- [Data excerpts]:
____________________

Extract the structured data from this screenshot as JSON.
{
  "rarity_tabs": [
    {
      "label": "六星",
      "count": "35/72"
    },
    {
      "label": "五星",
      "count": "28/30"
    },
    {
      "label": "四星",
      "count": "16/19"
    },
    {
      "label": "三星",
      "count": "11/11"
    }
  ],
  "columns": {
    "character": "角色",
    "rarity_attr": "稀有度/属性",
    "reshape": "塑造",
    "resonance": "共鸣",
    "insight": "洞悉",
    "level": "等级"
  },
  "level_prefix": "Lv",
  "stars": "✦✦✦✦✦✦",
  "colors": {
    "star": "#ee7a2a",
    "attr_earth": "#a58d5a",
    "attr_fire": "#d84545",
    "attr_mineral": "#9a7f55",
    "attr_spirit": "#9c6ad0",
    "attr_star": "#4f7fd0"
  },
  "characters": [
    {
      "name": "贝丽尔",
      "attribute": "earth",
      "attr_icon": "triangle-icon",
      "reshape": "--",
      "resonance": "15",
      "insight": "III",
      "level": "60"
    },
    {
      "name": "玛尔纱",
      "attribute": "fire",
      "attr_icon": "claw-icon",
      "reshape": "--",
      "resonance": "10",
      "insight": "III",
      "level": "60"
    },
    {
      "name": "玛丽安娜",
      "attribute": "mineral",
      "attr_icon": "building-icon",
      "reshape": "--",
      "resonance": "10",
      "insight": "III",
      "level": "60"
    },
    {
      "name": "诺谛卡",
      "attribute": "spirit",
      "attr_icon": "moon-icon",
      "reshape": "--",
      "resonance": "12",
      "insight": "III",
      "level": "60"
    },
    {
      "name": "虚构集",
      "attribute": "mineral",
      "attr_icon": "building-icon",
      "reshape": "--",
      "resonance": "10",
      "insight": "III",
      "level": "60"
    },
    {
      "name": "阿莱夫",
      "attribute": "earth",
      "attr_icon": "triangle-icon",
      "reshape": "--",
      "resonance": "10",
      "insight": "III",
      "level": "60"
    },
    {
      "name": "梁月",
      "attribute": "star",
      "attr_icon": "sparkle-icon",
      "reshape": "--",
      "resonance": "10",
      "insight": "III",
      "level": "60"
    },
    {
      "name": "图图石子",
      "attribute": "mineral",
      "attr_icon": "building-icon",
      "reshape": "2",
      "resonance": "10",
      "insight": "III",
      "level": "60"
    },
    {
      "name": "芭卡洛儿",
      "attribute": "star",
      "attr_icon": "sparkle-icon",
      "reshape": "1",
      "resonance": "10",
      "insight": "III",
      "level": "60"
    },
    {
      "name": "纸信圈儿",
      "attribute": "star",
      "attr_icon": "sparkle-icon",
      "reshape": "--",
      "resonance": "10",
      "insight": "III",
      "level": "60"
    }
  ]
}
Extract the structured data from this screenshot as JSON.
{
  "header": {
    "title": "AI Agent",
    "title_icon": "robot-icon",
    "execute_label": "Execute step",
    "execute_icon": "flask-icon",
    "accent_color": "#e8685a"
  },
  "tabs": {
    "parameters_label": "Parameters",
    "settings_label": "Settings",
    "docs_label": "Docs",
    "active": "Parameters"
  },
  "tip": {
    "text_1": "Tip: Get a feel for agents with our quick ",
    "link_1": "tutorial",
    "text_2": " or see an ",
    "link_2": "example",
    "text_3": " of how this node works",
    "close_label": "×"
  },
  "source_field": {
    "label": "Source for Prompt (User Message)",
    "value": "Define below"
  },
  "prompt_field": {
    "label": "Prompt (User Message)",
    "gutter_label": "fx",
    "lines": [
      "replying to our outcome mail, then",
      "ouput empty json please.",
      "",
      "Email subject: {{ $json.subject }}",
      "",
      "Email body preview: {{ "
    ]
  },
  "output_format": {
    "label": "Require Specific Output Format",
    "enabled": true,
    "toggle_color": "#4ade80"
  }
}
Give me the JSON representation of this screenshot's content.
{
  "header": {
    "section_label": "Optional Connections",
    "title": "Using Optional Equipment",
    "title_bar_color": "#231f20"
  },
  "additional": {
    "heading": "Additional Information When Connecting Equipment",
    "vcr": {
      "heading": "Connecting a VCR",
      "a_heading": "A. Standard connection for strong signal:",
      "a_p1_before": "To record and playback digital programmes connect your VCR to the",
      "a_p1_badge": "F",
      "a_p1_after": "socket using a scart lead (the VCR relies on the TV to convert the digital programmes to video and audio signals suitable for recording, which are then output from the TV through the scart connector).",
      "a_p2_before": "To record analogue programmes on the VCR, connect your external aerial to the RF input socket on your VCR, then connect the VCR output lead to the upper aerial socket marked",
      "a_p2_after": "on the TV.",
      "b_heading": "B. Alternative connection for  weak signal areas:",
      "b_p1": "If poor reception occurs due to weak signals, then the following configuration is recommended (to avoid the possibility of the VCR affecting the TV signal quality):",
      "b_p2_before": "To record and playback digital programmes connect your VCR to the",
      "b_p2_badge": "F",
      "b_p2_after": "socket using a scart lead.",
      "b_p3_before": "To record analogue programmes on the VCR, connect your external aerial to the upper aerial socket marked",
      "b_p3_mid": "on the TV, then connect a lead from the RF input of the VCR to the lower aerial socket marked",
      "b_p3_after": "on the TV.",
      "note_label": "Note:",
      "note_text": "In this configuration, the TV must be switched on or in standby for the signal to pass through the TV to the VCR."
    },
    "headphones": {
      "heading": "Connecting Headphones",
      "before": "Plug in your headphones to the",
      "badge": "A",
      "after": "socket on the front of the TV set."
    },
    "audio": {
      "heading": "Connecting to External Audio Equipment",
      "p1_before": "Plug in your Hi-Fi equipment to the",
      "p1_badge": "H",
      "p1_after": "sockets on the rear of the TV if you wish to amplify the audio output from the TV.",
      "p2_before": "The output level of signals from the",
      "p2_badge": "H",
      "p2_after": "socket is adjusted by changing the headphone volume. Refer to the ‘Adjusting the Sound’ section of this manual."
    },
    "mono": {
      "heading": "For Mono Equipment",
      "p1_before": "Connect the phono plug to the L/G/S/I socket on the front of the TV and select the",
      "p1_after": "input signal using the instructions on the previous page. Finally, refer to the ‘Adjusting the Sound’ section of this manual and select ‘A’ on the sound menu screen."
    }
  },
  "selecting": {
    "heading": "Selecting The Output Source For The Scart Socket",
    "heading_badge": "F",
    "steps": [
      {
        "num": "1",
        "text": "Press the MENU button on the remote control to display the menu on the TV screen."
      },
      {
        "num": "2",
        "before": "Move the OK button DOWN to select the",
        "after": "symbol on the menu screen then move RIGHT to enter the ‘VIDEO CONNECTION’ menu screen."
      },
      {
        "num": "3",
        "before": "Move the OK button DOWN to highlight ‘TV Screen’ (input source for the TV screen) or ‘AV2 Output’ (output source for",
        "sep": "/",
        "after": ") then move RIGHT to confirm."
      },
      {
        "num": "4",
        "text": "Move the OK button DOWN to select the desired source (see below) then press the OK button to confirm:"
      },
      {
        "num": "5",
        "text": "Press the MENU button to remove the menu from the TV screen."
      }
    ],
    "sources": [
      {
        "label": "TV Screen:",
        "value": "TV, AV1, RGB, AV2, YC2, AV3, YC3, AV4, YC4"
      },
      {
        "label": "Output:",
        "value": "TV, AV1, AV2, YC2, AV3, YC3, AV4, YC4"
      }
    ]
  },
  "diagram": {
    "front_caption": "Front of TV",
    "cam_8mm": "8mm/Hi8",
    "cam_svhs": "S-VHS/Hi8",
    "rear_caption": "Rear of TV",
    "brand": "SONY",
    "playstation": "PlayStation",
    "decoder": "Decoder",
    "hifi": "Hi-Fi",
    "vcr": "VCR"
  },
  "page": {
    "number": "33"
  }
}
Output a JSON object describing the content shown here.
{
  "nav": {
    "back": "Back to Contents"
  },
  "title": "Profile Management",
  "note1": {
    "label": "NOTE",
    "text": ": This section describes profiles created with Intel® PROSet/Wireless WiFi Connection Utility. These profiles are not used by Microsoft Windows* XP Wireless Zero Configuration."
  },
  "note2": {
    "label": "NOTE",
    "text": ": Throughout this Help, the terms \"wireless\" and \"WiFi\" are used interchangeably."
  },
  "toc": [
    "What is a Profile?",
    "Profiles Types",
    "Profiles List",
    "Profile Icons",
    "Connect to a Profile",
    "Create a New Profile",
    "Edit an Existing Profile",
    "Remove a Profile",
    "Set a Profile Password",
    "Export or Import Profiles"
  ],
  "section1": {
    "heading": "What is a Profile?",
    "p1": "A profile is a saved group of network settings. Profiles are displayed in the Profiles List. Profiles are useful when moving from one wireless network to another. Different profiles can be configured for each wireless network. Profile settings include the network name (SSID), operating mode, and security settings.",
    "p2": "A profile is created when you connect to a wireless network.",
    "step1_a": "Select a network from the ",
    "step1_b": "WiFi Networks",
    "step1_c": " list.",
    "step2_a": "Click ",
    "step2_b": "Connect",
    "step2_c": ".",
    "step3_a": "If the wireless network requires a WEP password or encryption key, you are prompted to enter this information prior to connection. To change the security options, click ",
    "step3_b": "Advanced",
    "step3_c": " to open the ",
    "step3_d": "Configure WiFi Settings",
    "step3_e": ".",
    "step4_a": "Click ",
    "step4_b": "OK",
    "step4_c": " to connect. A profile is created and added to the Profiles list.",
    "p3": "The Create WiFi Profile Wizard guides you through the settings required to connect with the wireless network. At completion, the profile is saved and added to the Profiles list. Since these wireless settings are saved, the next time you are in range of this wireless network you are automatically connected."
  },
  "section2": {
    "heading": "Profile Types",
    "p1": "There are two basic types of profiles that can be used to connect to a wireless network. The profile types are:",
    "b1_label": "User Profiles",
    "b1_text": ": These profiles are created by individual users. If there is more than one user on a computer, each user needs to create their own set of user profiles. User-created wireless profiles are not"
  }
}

____________________

- [Brief]: Return every line above that contains the word "Connecting".

- [Solution]:
    "heading": "Additional Information When Connecting Equipment",
      "heading": "Connecting a VCR",
      "heading": "Connecting Headphones",
      "heading": "Connecting to External Audio Equipment",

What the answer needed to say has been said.